GIVEN REQUEST – Repeat what the lines below say, word for word, and skip every image.

════════════════════

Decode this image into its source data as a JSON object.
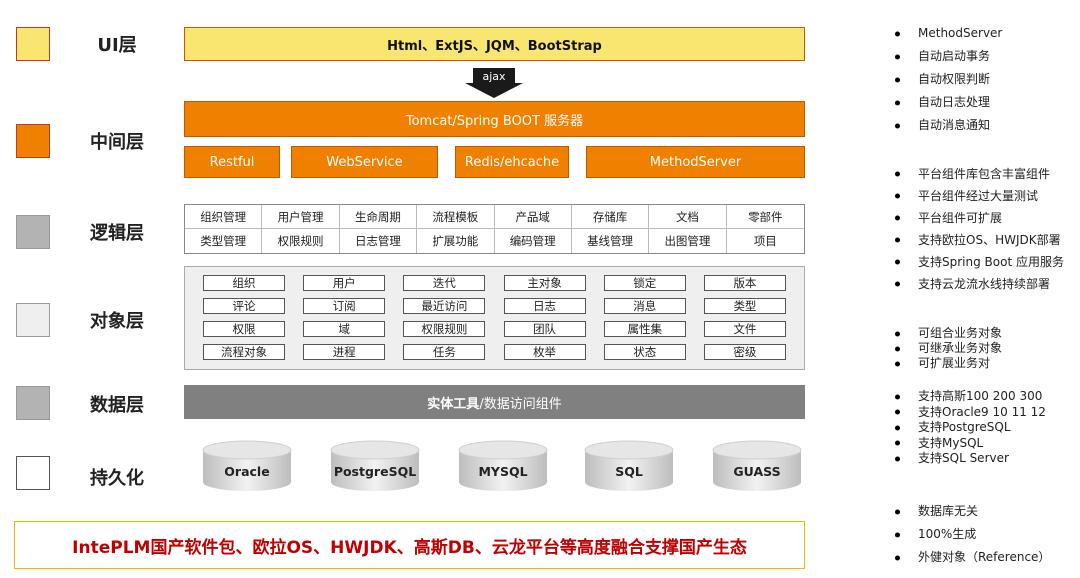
{
  "layers": [
    {
      "label": "UI层",
      "color": "#f8e671"
    },
    {
      "label": "中间层",
      "color": "#f08000"
    },
    {
      "label": "逻辑层",
      "color": "#b3b3b3"
    },
    {
      "label": "对象层",
      "color": "#efefef"
    },
    {
      "label": "数据层",
      "color": "#b3b3b3"
    },
    {
      "label": "持久化",
      "color": "#ffffff"
    }
  ],
  "ui_bar": "Html、ExtJS、JQM、BootStrap",
  "ajax": "ajax",
  "middle": {
    "server": "Tomcat/Spring BOOT 服务器",
    "components": [
      "Restful",
      "WebService",
      "Redis/ehcache",
      "MethodServer"
    ]
  },
  "logic": {
    "rows": [
      [
        "组织管理",
        "用户管理",
        "生命周期",
        "流程模板",
        "产品域",
        "存储库",
        "文档",
        "零部件"
      ],
      [
        "类型管理",
        "权限规则",
        "日志管理",
        "扩展功能",
        "编码管理",
        "基线管理",
        "出图管理",
        "项目"
      ]
    ]
  },
  "objects": {
    "rows": [
      [
        "组织",
        "用户",
        "迭代",
        "主对象",
        "锁定",
        "版本"
      ],
      [
        "评论",
        "订阅",
        "最近访问",
        "日志",
        "消息",
        "类型"
      ],
      [
        "权限",
        "域",
        "权限规则",
        "团队",
        "属性集",
        "文件"
      ],
      [
        "流程对象",
        "进程",
        "任务",
        "枚举",
        "状态",
        "密级"
      ]
    ]
  },
  "data_bar": {
    "bold": "实体工具",
    "rest": "/数据访问组件"
  },
  "databases": [
    "Oracle",
    "PostgreSQL",
    "MYSQL",
    "SQL",
    "GUASS"
  ],
  "footer": "IntePLM国产软件包、欧拉OS、HWJDK、高斯DB、云龙平台等高度融合支撑国产生态",
  "side_notes": [
    [
      "MethodServer",
      "自动启动事务",
      "自动权限判断",
      "自动日志处理",
      "自动消息通知"
    ],
    [
      "平台组件库包含丰富组件",
      "平台组件经过大量测试",
      "平台组件可扩展",
      "支持欧拉OS、HWJDK部署",
      "支持Spring Boot 应用服务",
      "支持云龙流水线持续部署"
    ],
    [
      "可组合业务对象",
      "可继承业务对象",
      "可扩展业务对"
    ],
    [
      "支持高斯100 200 300",
      "支持Oracle9 10 11 12",
      "支持PostgreSQL",
      "支持MySQL",
      "支持SQL Server"
    ],
    [
      "数据库无关",
      "100%生成",
      "外健对象（Reference）"
    ]
  ]
}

════════════════════

EXERCISE SOLUTION –
Decode this image into its source data as a JSON object.
{
  "layers": [
    {
      "label": "UI层",
      "color": "#f8e671"
    },
    {
      "label": "中间层",
      "color": "#f08000"
    },
    {
      "label": "逻辑层",
      "color": "#b3b3b3"
    },
    {
      "label": "对象层",
      "color": "#efefef"
    },
    {
      "label": "数据层",
      "color": "#b3b3b3"
    },
    {
      "label": "持久化",
      "color": "#ffffff"
    }
  ],
  "ui_bar": "Html、ExtJS、JQM、BootStrap",
  "ajax": "ajax",
  "middle": {
    "server": "Tomcat/Spring BOOT 服务器",
    "components": [
      "Restful",
      "WebService",
      "Redis/ehcache",
      "MethodServer"
    ]
  },
  "logic": {
    "rows": [
      [
        "组织管理",
        "用户管理",
        "生命周期",
        "流程模板",
        "产品域",
        "存储库",
        "文档",
        "零部件"
      ],
      [
        "类型管理",
        "权限规则",
        "日志管理",
        "扩展功能",
        "编码管理",
        "基线管理",
        "出图管理",
        "项目"
      ]
    ]
  },
  "objects": {
    "rows": [
      [
        "组织",
        "用户",
        "迭代",
        "主对象",
        "锁定",
        "版本"
      ],
      [
        "评论",
        "订阅",
        "最近访问",
        "日志",
        "消息",
        "类型"
      ],
      [
        "权限",
        "域",
        "权限规则",
        "团队",
        "属性集",
        "文件"
      ],
      [
        "流程对象",
        "进程",
        "任务",
        "枚举",
        "状态",
        "密级"
      ]
    ]
  },
  "data_bar": {
    "bold": "实体工具",
    "rest": "/数据访问组件"
  },
  "databases": [
    "Oracle",
    "PostgreSQL",
    "MYSQL",
    "SQL",
    "GUASS"
  ],
  "footer": "IntePLM国产软件包、欧拉OS、HWJDK、高斯DB、云龙平台等高度融合支撑国产生态",
  "side_notes": [
    [
      "MethodServer",
      "自动启动事务",
      "自动权限判断",
      "自动日志处理",
      "自动消息通知"
    ],
    [
      "平台组件库包含丰富组件",
      "平台组件经过大量测试",
      "平台组件可扩展",
      "支持欧拉OS、HWJDK部署",
      "支持Spring Boot 应用服务",
      "支持云龙流水线持续部署"
    ],
    [
      "可组合业务对象",
      "可继承业务对象",
      "可扩展业务对"
    ],
    [
      "支持高斯100 200 300",
      "支持Oracle9 10 11 12",
      "支持PostgreSQL",
      "支持MySQL",
      "支持SQL Server"
    ],
    [
      "数据库无关",
      "100%生成",
      "外健对象（Reference）"
    ]
  ]
}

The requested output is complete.